_AIM OF THE TASK:_ Among the entries below, find each line with "swatch" and show it.

RECORDS Block Start

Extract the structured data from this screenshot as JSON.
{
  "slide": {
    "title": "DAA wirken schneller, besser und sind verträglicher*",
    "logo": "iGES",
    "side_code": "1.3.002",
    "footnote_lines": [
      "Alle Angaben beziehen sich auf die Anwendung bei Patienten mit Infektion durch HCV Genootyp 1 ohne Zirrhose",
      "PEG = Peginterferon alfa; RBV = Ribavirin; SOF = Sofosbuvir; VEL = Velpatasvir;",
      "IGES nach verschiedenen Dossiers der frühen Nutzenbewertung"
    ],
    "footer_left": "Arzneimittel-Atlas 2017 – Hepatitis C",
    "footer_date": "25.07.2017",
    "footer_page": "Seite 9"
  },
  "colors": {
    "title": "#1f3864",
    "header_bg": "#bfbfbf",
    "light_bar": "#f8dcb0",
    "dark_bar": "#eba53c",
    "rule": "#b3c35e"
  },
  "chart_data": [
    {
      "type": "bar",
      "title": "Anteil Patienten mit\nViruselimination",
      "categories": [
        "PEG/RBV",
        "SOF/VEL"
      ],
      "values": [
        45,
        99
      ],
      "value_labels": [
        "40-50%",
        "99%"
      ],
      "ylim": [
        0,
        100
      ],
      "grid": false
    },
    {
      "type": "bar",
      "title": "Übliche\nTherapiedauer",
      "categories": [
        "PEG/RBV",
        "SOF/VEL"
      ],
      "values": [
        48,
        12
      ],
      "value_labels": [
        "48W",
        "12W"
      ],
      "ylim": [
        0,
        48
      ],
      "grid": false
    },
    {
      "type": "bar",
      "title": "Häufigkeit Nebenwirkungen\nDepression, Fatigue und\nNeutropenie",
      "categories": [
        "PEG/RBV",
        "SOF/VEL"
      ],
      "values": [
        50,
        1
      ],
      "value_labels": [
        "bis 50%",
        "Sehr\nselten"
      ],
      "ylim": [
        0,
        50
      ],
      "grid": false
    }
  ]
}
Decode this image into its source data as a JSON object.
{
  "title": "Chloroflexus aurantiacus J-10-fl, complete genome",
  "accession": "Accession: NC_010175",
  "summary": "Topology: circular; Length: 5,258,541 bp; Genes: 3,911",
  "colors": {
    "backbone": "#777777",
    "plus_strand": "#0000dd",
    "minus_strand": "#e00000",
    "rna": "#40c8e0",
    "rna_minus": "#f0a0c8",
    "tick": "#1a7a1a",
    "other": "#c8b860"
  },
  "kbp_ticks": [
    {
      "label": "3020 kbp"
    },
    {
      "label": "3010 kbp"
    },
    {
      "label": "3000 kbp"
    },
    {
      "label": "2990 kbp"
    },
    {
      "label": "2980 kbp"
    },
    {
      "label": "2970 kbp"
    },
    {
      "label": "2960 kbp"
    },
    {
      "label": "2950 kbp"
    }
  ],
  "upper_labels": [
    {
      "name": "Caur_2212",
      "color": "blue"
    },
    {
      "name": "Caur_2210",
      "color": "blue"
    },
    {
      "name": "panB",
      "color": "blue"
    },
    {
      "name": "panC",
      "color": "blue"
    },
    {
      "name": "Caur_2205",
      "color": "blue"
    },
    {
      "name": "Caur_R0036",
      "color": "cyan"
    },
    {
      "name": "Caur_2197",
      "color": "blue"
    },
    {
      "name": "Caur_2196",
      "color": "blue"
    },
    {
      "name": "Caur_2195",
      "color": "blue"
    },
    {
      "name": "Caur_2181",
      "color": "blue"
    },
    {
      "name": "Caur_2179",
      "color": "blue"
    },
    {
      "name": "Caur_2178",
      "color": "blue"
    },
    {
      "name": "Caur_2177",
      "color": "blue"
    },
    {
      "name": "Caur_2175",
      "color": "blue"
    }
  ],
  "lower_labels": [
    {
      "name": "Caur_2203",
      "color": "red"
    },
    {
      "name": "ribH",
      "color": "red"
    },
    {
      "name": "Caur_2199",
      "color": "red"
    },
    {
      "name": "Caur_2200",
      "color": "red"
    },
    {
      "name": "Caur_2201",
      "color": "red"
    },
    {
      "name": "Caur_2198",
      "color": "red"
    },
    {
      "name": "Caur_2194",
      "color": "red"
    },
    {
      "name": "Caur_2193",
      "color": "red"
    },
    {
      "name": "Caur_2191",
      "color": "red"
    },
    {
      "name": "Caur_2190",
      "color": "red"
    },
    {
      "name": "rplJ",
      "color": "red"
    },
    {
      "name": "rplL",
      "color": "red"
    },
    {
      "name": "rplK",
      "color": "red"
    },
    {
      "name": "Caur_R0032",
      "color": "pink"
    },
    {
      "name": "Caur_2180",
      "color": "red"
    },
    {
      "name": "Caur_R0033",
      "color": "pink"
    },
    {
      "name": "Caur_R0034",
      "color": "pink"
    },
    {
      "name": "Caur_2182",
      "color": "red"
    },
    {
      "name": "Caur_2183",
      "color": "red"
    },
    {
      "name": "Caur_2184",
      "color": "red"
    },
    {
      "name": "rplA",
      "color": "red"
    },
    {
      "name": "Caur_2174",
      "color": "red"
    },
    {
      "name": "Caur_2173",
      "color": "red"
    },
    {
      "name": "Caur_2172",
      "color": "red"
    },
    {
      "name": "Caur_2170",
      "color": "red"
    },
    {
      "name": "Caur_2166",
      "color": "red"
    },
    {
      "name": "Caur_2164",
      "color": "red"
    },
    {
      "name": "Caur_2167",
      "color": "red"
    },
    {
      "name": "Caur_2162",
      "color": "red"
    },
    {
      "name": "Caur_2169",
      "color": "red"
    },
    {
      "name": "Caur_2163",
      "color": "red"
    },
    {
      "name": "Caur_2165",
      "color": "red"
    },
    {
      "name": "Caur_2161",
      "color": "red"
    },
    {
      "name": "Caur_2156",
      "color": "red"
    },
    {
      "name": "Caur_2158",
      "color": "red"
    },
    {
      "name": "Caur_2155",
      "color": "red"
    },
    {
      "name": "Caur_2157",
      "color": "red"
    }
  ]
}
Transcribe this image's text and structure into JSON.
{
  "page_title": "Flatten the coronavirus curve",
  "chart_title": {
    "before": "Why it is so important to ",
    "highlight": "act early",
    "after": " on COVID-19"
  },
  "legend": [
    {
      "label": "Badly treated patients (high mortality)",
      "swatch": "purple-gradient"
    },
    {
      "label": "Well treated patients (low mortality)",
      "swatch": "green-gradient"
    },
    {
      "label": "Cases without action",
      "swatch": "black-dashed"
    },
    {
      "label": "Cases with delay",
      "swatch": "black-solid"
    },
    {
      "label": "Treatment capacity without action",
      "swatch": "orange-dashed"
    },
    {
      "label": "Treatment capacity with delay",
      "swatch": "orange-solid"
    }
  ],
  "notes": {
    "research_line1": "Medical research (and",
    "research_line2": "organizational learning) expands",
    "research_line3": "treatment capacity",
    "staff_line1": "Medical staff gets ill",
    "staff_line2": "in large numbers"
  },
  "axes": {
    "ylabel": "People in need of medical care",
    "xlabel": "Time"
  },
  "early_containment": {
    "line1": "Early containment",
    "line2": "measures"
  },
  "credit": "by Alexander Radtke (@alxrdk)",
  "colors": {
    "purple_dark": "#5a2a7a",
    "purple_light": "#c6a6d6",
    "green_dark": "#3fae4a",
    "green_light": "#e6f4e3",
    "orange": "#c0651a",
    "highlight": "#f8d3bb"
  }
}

RECORDS Block End

_EXERCISE SOLUTION:_
      "swatch": "purple-gradient"
      "swatch": "green-gradient"
      "swatch": "black-dashed"
      "swatch": "black-solid"
      "swatch": "orange-dashed"
      "swatch": "orange-solid"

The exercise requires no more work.